_Data section_
==================================================

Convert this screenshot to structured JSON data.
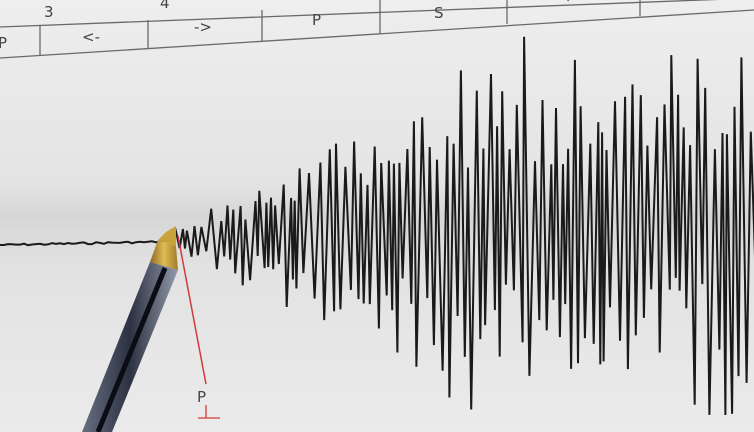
{
  "table": {
    "row1": [
      "3",
      "4",
      "S",
      "'"
    ],
    "row2": [
      "P",
      "<-",
      "->",
      "P"
    ]
  },
  "annotation": {
    "label": "P",
    "color": "#d23a3a"
  },
  "colors": {
    "paper": "#ececec",
    "trace": "#1a1a1a",
    "pen_tip": "#c9a23a",
    "pen_body": "#1c2233"
  }
}
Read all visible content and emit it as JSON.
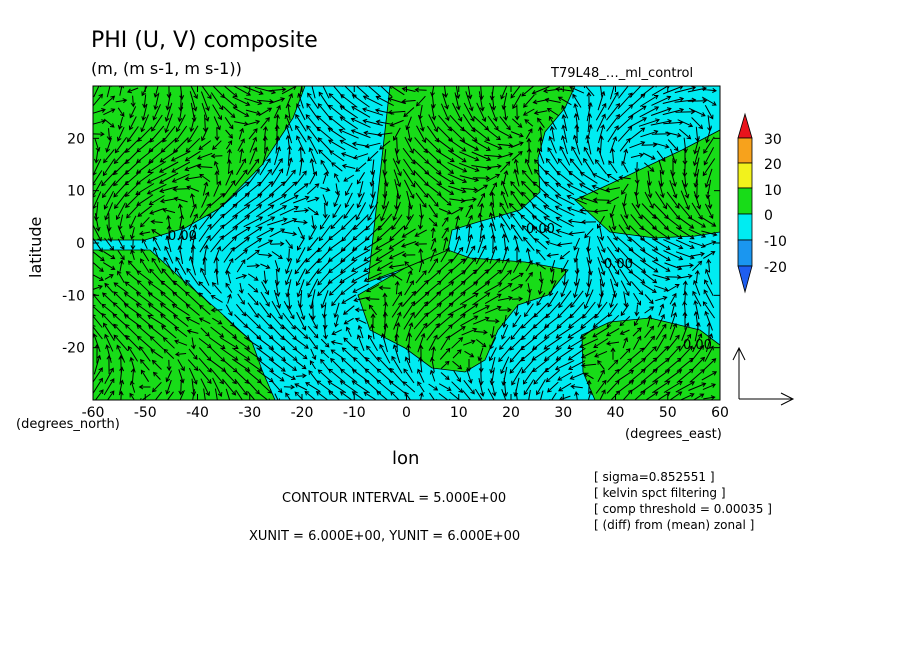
{
  "chart_data": {
    "type": "heatmap",
    "title": "PHI (U, V) composite",
    "subtitle": "(m, (m s-1, m s-1))",
    "run_label": "T79L48_…_ml_control",
    "xlabel": "lon",
    "ylabel": "latitude",
    "x_unit_label": "(degrees_east)",
    "y_unit_label": "(degrees_north)",
    "xlim": [
      -60,
      60
    ],
    "ylim": [
      -30,
      30
    ],
    "x_ticks": [
      -60,
      -50,
      -40,
      -30,
      -20,
      -10,
      0,
      10,
      20,
      30,
      40,
      50,
      60
    ],
    "x_tick_labels": [
      "-60",
      "-50",
      "-40",
      "-30",
      "-20",
      "-10",
      "0",
      "10",
      "20",
      "30",
      "40",
      "50",
      "60"
    ],
    "y_ticks": [
      -20,
      -10,
      0,
      10,
      20
    ],
    "y_tick_labels": [
      "-20",
      "-10",
      "0",
      "10",
      "20"
    ],
    "contour_labels": [
      "0.00",
      "0.00",
      "0.00",
      "0.00"
    ],
    "colorbar": {
      "levels": [
        -20,
        -10,
        0,
        10,
        20,
        30
      ],
      "labels": [
        "30",
        "20",
        "10",
        "0",
        "-10",
        "-20"
      ],
      "colors": [
        "#e8141c",
        "#f7a21c",
        "#f2f21c",
        "#18dc18",
        "#00ecf2",
        "#1a96f0"
      ]
    },
    "field_colors": {
      "positive": "#18dc18",
      "negative": "#00ecf2"
    },
    "contour_interval": "CONTOUR INTERVAL = 5.000E+00",
    "vector_units": "XUNIT = 6.000E+00, YUNIT = 6.000E+00",
    "notes": [
      "[ sigma=0.852551 ]",
      "[ kelvin spct filtering ]",
      "[ comp threshold = 0.00035 ]",
      "[ (diff) from (mean) zonal ]"
    ]
  }
}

==================================================

_Stated problem_
Without the pictures, repeat all the records word for word.

_Task output_
Convert this screenshot to structured JSON data.
{
  "table": {
    "row1": [
      "3",
      "4",
      "S",
      "'"
    ],
    "row2": [
      "P",
      "<-",
      "->",
      "P"
    ]
  },
  "annotation": {
    "label": "P",
    "color": "#d23a3a"
  },
  "colors": {
    "paper": "#ececec",
    "trace": "#1a1a1a",
    "pen_tip": "#c9a23a",
    "pen_body": "#1c2233"
  }
}
Read all visible content and emit it as JSON.
{
  "chart_data": {
    "type": "heatmap",
    "title": "PHI (U, V) composite",
    "subtitle": "(m, (m s-1, m s-1))",
    "run_label": "T79L48_…_ml_control",
    "xlabel": "lon",
    "ylabel": "latitude",
    "x_unit_label": "(degrees_east)",
    "y_unit_label": "(degrees_north)",
    "xlim": [
      -60,
      60
    ],
    "ylim": [
      -30,
      30
    ],
    "x_ticks": [
      -60,
      -50,
      -40,
      -30,
      -20,
      -10,
      0,
      10,
      20,
      30,
      40,
      50,
      60
    ],
    "x_tick_labels": [
      "-60",
      "-50",
      "-40",
      "-30",
      "-20",
      "-10",
      "0",
      "10",
      "20",
      "30",
      "40",
      "50",
      "60"
    ],
    "y_ticks": [
      -20,
      -10,
      0,
      10,
      20
    ],
    "y_tick_labels": [
      "-20",
      "-10",
      "0",
      "10",
      "20"
    ],
    "contour_labels": [
      "0.00",
      "0.00",
      "0.00",
      "0.00"
    ],
    "colorbar": {
      "levels": [
        -20,
        -10,
        0,
        10,
        20,
        30
      ],
      "labels": [
        "30",
        "20",
        "10",
        "0",
        "-10",
        "-20"
      ],
      "colors": [
        "#e8141c",
        "#f7a21c",
        "#f2f21c",
        "#18dc18",
        "#00ecf2",
        "#1a96f0"
      ]
    },
    "field_colors": {
      "positive": "#18dc18",
      "negative": "#00ecf2"
    },
    "contour_interval": "CONTOUR INTERVAL = 5.000E+00",
    "vector_units": "XUNIT = 6.000E+00, YUNIT = 6.000E+00",
    "notes": [
      "[ sigma=0.852551 ]",
      "[ kelvin spct filtering ]",
      "[ comp threshold = 0.00035 ]",
      "[ (diff) from (mean) zonal ]"
    ]
  }
}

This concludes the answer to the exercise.